### ЗАДАНИЯ
1 – Выведите без изменений часть фрагмента о «Макбете» Уэллса от "Те изменения, которые" до "человека XX века.".
2 – Какие средства кино, по словам фрагмента о «Макбете» Уэллса, режиссер смело использует, чтобы сгустить атмосферу трагедии? Перечислите все.
3 – Ответьте на вопросы по фрагменту о «Макбете» Уэллса:
(a) В каком варианте, по мнению исследователей, пьеса дошла до нас?
(b) Какая фигура исчезла из фильма?
(c) Чем, помимо перевода на язык кино, вызваны изменения, внесенные Уэллсом в трагедию?

К воплощению на экране «Макбета» Уэллс подошел со свойственной ему решительностью. Он предельно уплотнил эту и без того одну из самых коротких шекспировских пьес (исследователи полагают, что она дошла до нас в неполном варианте). Он еще более сгустил насыщенную атмосферу этой трагедии, пронизанной тревогой, мраком, ужасом, смело используя средства кино: контрасты света и тени, резкие монтажные стыки, деформирующие ракурсы, внезапные расфокусировки изображения, приемы субъективного видения камеры — она словно материализует, одевает в плоть кошмары сознания Макбета. Так, к примеру, решено явление призрака Банко. Он видим лишь одному герою, это не бледная, растворенная двойной экспозицией тень, каковая не раз представала в ремесленных экранизациях той же трагедии, но сама живая реальность, конкретная и осязаемая, более того — кроме Банко, Макбет не видит и не слышит никого. И в кадрах сцены пира, увиденных его глазами, исчезает все — и смятенные гости и силящаяся сохранить спокойствие леди Макбет, — остается только неумолимый призрак, как судья, восседающий за пустым столом.

Уэллс не только отсекает описательные куски монологов и реплик, но решительно перекомпоновывает действие, меняет последовательность событий, отдает слова одних героев другим, вставляет строки из иных пьес, выбрасывает излишних для его концепции второплановых персонажей. Так исчезла из фильма фарсовая фигура пьяного привратника, который открывал ворота Макдуфу, прибывшему в замок вслед за убийством Дункана. У Шекспира этот комедийный персонаж давал зрителю разрядку после кровавой сцены убийства. Уэллсу нужно иное: ночь преступлений и убийств, в которую он погрузил действие, не имеет ни конца, ни исхода, в ней нет места для юмора, улыбки, проблеска надежды. Зрителю не дано ни мгновения отдыха, как нет его и для самого Макбета. Именно этим объясним отход режиссера от (воспользуемся точной характеристикой Маркса) присущей шекспировской трагедии «причудливой смеси возвышенного и низменного, страшного и смешного, героического и шутовского»5.

Те изменения, которые внес Уэллс в трагедию, переводя ее на язык кино — язык XX века, вызваны одновременно и мироощущением, философией человека XX века.

### ИСХОДНЫЕ ДАННЫЕ
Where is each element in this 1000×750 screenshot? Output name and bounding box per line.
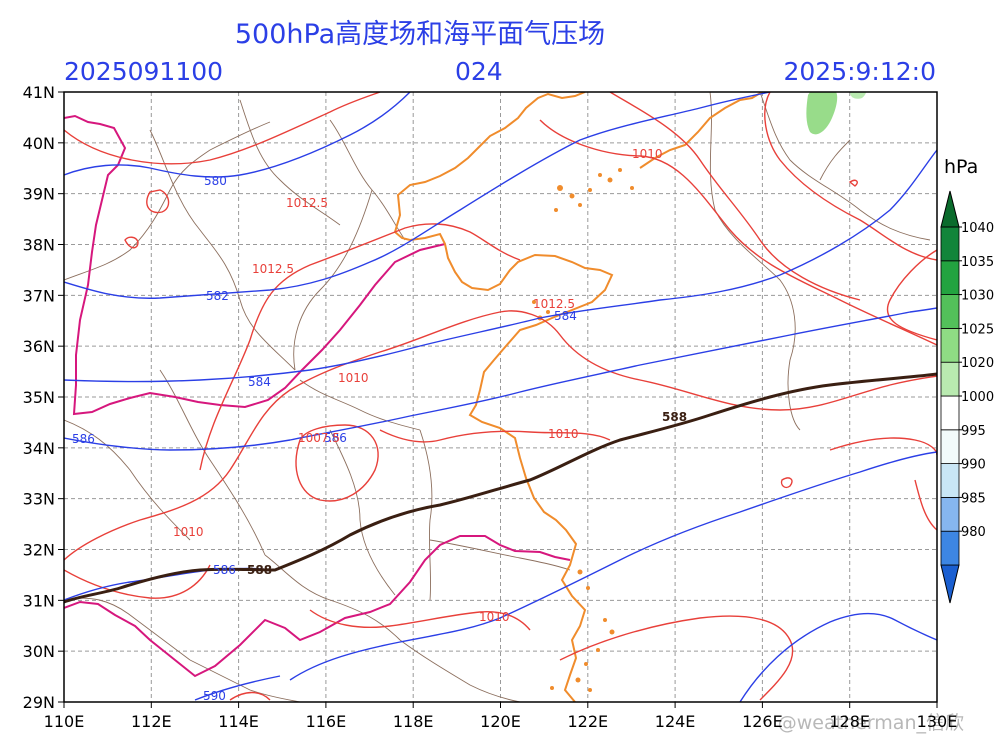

### ОТВЕТЫ
1 –
Те изменения, которые внес Уэллс в трагедию, переводя ее на язык кино — язык XX века, вызваны одновременно и мироощущением, философией человека XX века.

2 –
контрасты света и тени
резкие монтажные стыки
деформирующие ракурсы
внезапные расфокусировки изображения
приемы субъективного видения камеры

3 –
(a) В неполном варианте.
(b) Фарсовая фигура пьяного привратника, который открывал ворота Макдуфу.
(c) Мироощущением, философией человека XX века.